Stored entries
•••••

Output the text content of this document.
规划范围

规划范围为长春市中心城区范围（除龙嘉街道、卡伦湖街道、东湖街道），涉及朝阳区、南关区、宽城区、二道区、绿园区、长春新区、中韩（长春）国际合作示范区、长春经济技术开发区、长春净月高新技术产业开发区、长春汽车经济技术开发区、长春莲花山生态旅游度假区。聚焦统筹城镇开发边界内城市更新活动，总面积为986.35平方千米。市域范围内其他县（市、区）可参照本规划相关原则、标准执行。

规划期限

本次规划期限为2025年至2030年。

•••••

• _Directions_: Each line above must be reproduced exactly as it stands.

• _Written solution_:
Output the text content of this document.
规划范围

规划范围为长春市中心城区范围（除龙嘉街道、卡伦湖街道、东湖街道），涉及朝阳区、南关区、宽城区、二道区、绿园区、长春新区、中韩（长春）国际合作示范区、长春经济技术开发区、长春净月高新技术产业开发区、长春汽车经济技术开发区、长春莲花山生态旅游度假区。聚焦统筹城镇开发边界内城市更新活动，总面积为986.35平方千米。市域范围内其他县（市、区）可参照本规划相关原则、标准执行。

规划期限

本次规划期限为2025年至2030年。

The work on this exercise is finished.